* Supplied material

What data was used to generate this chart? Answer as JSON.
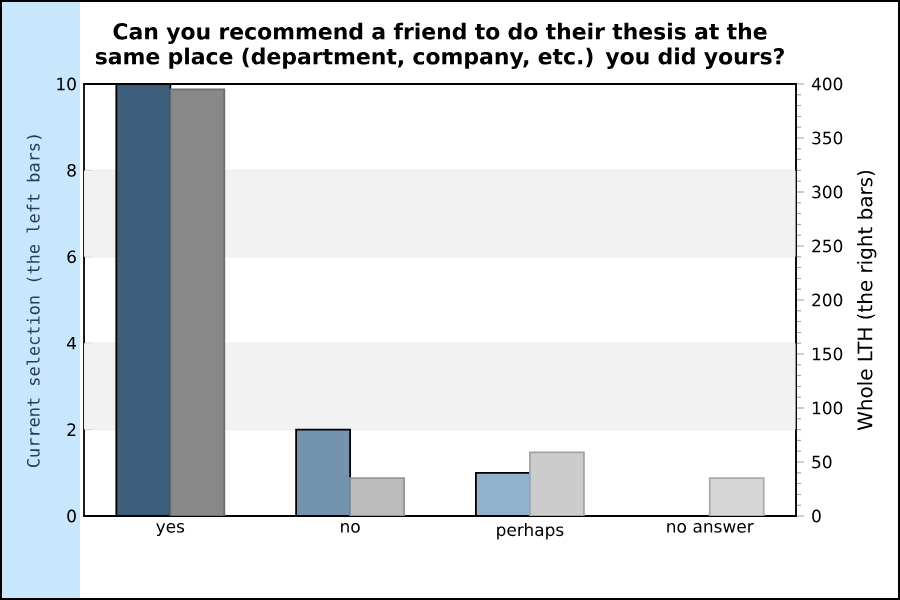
{
  "chart_data": {
    "type": "bar",
    "title": "Can you recommend a friend to do their thesis at the same place (department, company, etc.) you did yours?",
    "categories": [
      "yes",
      "no",
      "perhaps",
      "no answer"
    ],
    "series": [
      {
        "values": [
          10,
          2,
          1,
          0
        ],
        "colors": [
          "#3d5f7b",
          "#7393af",
          "#91b1cc",
          "#a9c4dc"
        ]
      },
      {
        "values": [
          395,
          35,
          59,
          35
        ],
        "colors": [
          "#888888",
          "#bbbbbb",
          "#cccccc",
          "#d6d6d6"
        ],
        "axis": "y2"
      }
    ],
    "ylabel": "Current selection (the left bars)",
    "y2label": "Whole LTH (the right bars)",
    "ylim": [
      0,
      10
    ],
    "yticks": [
      0,
      2,
      4,
      6,
      8,
      10
    ],
    "y2lim": [
      0,
      400
    ],
    "y2ticks": [
      0,
      50,
      100,
      150,
      200,
      250,
      300,
      350,
      400
    ],
    "grid": "y",
    "bands": [
      {
        "axis": "y",
        "from": 2,
        "to": 4,
        "color": "#f2f2f2"
      },
      {
        "axis": "y",
        "from": 6,
        "to": 8,
        "color": "#f2f2f2"
      }
    ]
  }
}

* Written request
Repeat the material above verbatim. Leave the pictures behind.

* Final result
What data was used to generate this chart? Answer as JSON.
{
  "chart_data": {
    "type": "bar",
    "title": "Can you recommend a friend to do their thesis at the same place (department, company, etc.) you did yours?",
    "categories": [
      "yes",
      "no",
      "perhaps",
      "no answer"
    ],
    "series": [
      {
        "values": [
          10,
          2,
          1,
          0
        ],
        "colors": [
          "#3d5f7b",
          "#7393af",
          "#91b1cc",
          "#a9c4dc"
        ]
      },
      {
        "values": [
          395,
          35,
          59,
          35
        ],
        "colors": [
          "#888888",
          "#bbbbbb",
          "#cccccc",
          "#d6d6d6"
        ],
        "axis": "y2"
      }
    ],
    "ylabel": "Current selection (the left bars)",
    "y2label": "Whole LTH (the right bars)",
    "ylim": [
      0,
      10
    ],
    "yticks": [
      0,
      2,
      4,
      6,
      8,
      10
    ],
    "y2lim": [
      0,
      400
    ],
    "y2ticks": [
      0,
      50,
      100,
      150,
      200,
      250,
      300,
      350,
      400
    ],
    "grid": "y",
    "bands": [
      {
        "axis": "y",
        "from": 2,
        "to": 4,
        "color": "#f2f2f2"
      },
      {
        "axis": "y",
        "from": 6,
        "to": 8,
        "color": "#f2f2f2"
      }
    ]
  }
}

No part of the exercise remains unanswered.